**INSTRUCTION**
Find the lines in these entries that include the word "true" and state how many there are, with no other words.

Stored entries
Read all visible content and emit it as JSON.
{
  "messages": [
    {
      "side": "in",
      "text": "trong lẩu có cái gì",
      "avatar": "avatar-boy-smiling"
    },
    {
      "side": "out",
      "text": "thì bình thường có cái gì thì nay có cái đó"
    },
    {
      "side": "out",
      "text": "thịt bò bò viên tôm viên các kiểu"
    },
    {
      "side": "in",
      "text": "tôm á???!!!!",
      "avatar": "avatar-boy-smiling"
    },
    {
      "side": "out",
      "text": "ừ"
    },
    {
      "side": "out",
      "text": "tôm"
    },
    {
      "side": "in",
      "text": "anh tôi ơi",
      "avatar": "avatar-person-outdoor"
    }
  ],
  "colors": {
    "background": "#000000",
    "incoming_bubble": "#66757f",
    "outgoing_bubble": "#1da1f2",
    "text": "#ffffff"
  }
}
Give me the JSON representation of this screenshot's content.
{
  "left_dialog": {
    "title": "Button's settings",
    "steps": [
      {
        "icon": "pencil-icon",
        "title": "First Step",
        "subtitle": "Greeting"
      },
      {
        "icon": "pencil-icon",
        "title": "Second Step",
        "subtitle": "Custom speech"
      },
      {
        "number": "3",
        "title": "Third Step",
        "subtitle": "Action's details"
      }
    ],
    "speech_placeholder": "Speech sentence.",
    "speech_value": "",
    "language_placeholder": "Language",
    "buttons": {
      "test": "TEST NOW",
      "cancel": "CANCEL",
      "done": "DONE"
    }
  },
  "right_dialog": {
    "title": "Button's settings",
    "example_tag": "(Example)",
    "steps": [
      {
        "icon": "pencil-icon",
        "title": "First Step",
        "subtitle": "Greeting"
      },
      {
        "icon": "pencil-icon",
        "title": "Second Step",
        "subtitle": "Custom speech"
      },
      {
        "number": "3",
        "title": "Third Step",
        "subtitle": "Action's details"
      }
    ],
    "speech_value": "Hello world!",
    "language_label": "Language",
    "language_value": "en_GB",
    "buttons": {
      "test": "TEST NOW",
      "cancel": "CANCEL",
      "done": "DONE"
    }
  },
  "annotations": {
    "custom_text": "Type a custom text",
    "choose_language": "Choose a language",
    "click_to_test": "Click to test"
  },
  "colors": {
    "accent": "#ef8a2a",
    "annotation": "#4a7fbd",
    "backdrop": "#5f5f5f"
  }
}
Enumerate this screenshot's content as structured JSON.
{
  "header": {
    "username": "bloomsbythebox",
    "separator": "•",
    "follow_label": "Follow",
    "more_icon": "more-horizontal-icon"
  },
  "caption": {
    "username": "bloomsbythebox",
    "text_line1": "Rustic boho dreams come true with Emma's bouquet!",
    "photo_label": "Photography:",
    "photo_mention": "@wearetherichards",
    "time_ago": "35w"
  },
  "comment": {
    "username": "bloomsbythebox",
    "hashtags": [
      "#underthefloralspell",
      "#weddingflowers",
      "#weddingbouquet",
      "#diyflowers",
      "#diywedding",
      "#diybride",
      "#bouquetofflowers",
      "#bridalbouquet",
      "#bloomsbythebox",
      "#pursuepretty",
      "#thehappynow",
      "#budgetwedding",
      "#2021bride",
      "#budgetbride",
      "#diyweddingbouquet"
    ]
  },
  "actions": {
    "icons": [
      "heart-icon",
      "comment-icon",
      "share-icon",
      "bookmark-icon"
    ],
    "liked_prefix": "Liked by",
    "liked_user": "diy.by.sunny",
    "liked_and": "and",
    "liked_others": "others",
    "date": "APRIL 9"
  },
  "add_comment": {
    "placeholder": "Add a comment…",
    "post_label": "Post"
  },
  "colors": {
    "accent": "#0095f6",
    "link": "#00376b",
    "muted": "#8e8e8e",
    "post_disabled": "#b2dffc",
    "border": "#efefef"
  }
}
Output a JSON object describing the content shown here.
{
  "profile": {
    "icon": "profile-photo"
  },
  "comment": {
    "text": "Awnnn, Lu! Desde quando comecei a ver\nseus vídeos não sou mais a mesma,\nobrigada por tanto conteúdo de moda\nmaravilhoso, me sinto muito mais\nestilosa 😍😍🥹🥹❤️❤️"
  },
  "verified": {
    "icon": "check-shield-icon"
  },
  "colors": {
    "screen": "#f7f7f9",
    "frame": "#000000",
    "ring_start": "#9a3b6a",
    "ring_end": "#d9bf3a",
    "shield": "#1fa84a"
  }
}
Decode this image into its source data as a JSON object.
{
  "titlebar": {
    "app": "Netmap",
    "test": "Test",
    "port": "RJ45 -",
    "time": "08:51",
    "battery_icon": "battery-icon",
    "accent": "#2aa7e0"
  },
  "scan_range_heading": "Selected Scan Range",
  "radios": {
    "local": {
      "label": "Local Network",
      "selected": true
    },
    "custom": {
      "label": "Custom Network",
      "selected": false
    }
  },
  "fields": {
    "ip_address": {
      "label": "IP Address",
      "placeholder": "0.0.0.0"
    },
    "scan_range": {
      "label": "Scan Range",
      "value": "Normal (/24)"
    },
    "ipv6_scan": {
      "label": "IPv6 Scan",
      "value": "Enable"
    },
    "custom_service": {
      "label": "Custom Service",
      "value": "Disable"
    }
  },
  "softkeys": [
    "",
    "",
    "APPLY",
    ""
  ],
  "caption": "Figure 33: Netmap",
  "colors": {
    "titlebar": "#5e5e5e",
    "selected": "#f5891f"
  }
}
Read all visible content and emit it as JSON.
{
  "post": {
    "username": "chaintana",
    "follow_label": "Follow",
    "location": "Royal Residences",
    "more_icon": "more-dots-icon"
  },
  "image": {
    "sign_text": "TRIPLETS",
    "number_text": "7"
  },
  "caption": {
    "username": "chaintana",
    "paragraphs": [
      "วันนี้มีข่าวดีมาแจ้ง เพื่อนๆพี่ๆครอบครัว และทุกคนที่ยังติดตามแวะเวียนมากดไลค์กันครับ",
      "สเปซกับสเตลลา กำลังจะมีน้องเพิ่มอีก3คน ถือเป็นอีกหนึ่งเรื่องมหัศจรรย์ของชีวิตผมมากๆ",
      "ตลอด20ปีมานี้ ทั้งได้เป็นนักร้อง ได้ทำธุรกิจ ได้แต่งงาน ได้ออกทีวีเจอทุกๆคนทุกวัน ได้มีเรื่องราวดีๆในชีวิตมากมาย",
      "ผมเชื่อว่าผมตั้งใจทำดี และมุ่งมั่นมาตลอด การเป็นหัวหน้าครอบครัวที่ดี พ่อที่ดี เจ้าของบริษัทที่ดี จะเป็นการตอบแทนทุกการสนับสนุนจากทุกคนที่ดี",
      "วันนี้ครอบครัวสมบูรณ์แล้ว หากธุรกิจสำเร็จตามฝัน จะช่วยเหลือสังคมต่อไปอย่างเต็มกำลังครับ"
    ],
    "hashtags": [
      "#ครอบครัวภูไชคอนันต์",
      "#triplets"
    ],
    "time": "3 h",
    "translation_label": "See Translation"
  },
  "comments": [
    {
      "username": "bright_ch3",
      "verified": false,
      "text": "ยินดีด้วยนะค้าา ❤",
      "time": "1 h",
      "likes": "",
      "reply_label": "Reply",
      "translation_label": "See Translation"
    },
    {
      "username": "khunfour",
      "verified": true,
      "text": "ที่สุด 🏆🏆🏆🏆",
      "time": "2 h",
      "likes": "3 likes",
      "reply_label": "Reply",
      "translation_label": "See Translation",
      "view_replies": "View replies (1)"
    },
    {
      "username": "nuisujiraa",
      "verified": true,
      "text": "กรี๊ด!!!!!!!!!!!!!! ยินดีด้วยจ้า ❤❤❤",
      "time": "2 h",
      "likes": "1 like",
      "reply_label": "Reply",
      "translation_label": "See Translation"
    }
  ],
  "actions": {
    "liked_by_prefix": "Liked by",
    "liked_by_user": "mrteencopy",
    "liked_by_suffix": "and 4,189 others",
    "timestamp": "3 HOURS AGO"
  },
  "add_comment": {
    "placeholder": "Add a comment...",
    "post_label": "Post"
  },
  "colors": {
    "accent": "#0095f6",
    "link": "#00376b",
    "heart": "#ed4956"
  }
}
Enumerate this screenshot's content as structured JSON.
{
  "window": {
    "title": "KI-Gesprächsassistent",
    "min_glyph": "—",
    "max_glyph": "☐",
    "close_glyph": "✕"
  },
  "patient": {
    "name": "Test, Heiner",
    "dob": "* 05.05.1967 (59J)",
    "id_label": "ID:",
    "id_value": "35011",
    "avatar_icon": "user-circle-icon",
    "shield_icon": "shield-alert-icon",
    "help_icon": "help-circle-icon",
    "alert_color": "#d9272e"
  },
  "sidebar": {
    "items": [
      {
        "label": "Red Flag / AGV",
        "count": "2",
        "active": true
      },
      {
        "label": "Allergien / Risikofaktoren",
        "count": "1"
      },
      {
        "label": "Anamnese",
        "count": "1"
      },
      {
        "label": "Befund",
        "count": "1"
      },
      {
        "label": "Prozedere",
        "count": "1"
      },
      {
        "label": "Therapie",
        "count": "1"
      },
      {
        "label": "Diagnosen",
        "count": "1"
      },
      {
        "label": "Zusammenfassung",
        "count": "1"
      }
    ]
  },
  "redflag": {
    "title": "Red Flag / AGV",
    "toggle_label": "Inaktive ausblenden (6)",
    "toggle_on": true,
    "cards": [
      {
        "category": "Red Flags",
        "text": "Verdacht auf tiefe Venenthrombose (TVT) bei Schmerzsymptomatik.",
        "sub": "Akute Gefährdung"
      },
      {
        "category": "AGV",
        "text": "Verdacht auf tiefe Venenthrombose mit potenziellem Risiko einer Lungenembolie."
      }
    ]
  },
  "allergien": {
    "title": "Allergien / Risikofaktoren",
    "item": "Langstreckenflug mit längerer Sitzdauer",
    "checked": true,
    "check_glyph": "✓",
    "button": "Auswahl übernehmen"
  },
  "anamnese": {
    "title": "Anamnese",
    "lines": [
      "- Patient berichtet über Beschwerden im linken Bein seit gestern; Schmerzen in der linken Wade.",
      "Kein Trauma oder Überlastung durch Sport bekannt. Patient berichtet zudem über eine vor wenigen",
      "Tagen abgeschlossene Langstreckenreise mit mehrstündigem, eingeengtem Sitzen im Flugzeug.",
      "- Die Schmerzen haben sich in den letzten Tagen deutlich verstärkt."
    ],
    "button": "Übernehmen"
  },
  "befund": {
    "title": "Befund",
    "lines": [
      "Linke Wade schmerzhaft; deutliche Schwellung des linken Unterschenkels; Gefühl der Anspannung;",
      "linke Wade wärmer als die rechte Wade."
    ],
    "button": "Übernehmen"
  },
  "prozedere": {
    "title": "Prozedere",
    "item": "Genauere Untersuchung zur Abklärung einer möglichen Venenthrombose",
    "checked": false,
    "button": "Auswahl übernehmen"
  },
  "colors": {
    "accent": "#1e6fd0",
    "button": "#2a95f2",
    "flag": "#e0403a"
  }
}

**REPLY TO THE EXERCISE**
7